**TANTANGAN:** Ganti setiap "candle" dengan "bar" di semua entri berikut, lalu tulis ulang seluruh entri itu tanpa mengubah bagian lain.
____ ENTRI YANG DIBERIKAN
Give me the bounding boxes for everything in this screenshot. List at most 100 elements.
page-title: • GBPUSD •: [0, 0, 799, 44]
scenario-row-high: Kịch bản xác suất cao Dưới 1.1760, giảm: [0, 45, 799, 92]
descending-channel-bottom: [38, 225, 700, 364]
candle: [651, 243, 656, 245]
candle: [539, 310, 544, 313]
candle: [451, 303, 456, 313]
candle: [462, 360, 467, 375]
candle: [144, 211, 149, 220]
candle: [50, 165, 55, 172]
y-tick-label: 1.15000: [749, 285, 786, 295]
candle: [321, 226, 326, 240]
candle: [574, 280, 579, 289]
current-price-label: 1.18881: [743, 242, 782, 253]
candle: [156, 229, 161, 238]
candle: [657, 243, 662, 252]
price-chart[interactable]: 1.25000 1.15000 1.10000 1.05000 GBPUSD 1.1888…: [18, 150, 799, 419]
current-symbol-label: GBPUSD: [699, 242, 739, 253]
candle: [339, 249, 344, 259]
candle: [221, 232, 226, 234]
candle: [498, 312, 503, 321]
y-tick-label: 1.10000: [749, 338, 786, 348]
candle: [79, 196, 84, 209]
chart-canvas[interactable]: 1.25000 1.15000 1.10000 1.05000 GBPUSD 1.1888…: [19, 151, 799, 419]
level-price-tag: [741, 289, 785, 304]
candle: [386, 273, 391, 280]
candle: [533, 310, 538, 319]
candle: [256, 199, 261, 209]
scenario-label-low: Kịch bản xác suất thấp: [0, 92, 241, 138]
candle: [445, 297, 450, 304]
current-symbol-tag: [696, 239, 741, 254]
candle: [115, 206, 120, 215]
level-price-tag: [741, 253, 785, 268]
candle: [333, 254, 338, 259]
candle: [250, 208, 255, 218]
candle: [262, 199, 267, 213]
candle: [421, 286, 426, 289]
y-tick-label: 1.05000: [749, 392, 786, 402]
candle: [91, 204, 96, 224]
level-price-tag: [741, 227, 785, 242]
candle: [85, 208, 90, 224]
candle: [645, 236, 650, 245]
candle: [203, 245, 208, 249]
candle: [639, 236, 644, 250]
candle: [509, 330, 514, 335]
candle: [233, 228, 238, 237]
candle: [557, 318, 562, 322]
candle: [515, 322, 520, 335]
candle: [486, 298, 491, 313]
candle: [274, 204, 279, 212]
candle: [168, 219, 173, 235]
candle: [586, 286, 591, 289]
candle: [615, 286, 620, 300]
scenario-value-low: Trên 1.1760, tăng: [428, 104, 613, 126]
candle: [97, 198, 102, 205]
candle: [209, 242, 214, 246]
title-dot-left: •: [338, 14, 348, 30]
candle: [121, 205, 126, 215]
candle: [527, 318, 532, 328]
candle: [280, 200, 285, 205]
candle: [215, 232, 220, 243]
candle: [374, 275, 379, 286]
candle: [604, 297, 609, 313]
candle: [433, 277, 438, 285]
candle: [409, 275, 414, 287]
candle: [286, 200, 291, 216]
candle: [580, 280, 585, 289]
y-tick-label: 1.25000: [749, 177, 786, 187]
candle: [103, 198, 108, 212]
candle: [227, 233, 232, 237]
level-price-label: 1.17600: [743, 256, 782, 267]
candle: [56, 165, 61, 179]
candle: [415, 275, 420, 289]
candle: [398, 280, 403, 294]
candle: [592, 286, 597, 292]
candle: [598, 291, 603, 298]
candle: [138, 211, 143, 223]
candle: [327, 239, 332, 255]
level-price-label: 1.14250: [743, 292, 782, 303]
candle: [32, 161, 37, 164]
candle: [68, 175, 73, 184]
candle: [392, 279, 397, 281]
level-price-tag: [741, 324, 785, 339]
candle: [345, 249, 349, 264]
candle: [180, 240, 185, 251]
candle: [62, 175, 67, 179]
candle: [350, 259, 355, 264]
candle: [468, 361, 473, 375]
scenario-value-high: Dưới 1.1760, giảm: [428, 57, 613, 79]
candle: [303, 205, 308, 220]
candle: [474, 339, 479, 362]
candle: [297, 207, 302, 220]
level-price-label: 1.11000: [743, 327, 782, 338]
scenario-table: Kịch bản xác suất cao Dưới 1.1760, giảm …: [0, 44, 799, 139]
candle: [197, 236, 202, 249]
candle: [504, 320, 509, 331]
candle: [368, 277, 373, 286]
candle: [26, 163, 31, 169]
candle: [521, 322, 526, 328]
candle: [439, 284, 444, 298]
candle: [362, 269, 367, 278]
________
**HASIL LATIHAN:**
Give me the bounding boxes for everything in this screenshot. List at most 100 elements.
page-title: • GBPUSD •: [0, 0, 799, 44]
scenario-row-high: Kịch bản xác suất cao Dưới 1.1760, giảm: [0, 45, 799, 92]
descending-channel-bottom: [38, 225, 700, 364]
bar: [651, 243, 656, 245]
bar: [539, 310, 544, 313]
bar: [451, 303, 456, 313]
bar: [462, 360, 467, 375]
bar: [144, 211, 149, 220]
bar: [50, 165, 55, 172]
y-tick-label: 1.15000: [749, 285, 786, 295]
bar: [321, 226, 326, 240]
bar: [574, 280, 579, 289]
current-price-label: 1.18881: [743, 242, 782, 253]
bar: [156, 229, 161, 238]
bar: [657, 243, 662, 252]
price-chart[interactable]: 1.25000 1.15000 1.10000 1.05000 GBPUSD 1.1888…: [18, 150, 799, 419]
current-symbol-label: GBPUSD: [699, 242, 739, 253]
bar: [339, 249, 344, 259]
bar: [221, 232, 226, 234]
bar: [498, 312, 503, 321]
y-tick-label: 1.10000: [749, 338, 786, 348]
bar: [79, 196, 84, 209]
chart-canvas[interactable]: 1.25000 1.15000 1.10000 1.05000 GBPUSD 1.1888…: [19, 151, 799, 419]
level-price-tag: [741, 289, 785, 304]
bar: [386, 273, 391, 280]
bar: [533, 310, 538, 319]
bar: [256, 199, 261, 209]
scenario-label-low: Kịch bản xác suất thấp: [0, 92, 241, 138]
bar: [445, 297, 450, 304]
current-symbol-tag: [696, 239, 741, 254]
bar: [115, 206, 120, 215]
level-price-tag: [741, 253, 785, 268]
bar: [333, 254, 338, 259]
bar: [250, 208, 255, 218]
bar: [262, 199, 267, 213]
bar: [421, 286, 426, 289]
y-tick-label: 1.05000: [749, 392, 786, 402]
bar: [91, 204, 96, 224]
level-price-tag: [741, 227, 785, 242]
bar: [85, 208, 90, 224]
bar: [645, 236, 650, 245]
bar: [203, 245, 208, 249]
bar: [639, 236, 644, 250]
bar: [509, 330, 514, 335]
bar: [233, 228, 238, 237]
bar: [557, 318, 562, 322]
bar: [515, 322, 520, 335]
bar: [486, 298, 491, 313]
bar: [274, 204, 279, 212]
bar: [168, 219, 173, 235]
bar: [586, 286, 591, 289]
bar: [615, 286, 620, 300]
scenario-value-low: Trên 1.1760, tăng: [428, 104, 613, 126]
bar: [97, 198, 102, 205]
bar: [209, 242, 214, 246]
title-dot-left: •: [338, 14, 348, 30]
bar: [121, 205, 126, 215]
bar: [527, 318, 532, 328]
bar: [280, 200, 285, 205]
bar: [215, 232, 220, 243]
bar: [374, 275, 379, 286]
bar: [604, 297, 609, 313]
bar: [433, 277, 438, 285]
bar: [409, 275, 414, 287]
bar: [286, 200, 291, 216]
bar: [580, 280, 585, 289]
y-tick-label: 1.25000: [749, 177, 786, 187]
bar: [103, 198, 108, 212]
bar: [227, 233, 232, 237]
level-price-label: 1.17600: [743, 256, 782, 267]
bar: [56, 165, 61, 179]
bar: [415, 275, 420, 289]
bar: [398, 280, 403, 294]
bar: [592, 286, 597, 292]
bar: [598, 291, 603, 298]
bar: [138, 211, 143, 223]
bar: [327, 239, 332, 255]
level-price-label: 1.14250: [743, 292, 782, 303]
bar: [32, 161, 37, 164]
bar: [68, 175, 73, 184]
bar: [392, 279, 397, 281]
level-price-tag: [741, 324, 785, 339]
bar: [345, 249, 349, 264]
bar: [180, 240, 185, 251]
bar: [62, 175, 67, 179]
bar: [350, 259, 355, 264]
bar: [468, 361, 473, 375]
scenario-value-high: Dưới 1.1760, giảm: [428, 57, 613, 79]
bar: [303, 205, 308, 220]
bar: [474, 339, 479, 362]
bar: [297, 207, 302, 220]
level-price-label: 1.11000: [743, 327, 782, 338]
scenario-table: Kịch bản xác suất cao Dưới 1.1760, giảm …: [0, 44, 799, 139]
bar: [197, 236, 202, 249]
bar: [504, 320, 509, 331]
bar: [368, 277, 373, 286]
bar: [26, 163, 31, 169]
bar: [521, 322, 526, 328]
bar: [439, 284, 444, 298]
bar: [362, 269, 367, 278]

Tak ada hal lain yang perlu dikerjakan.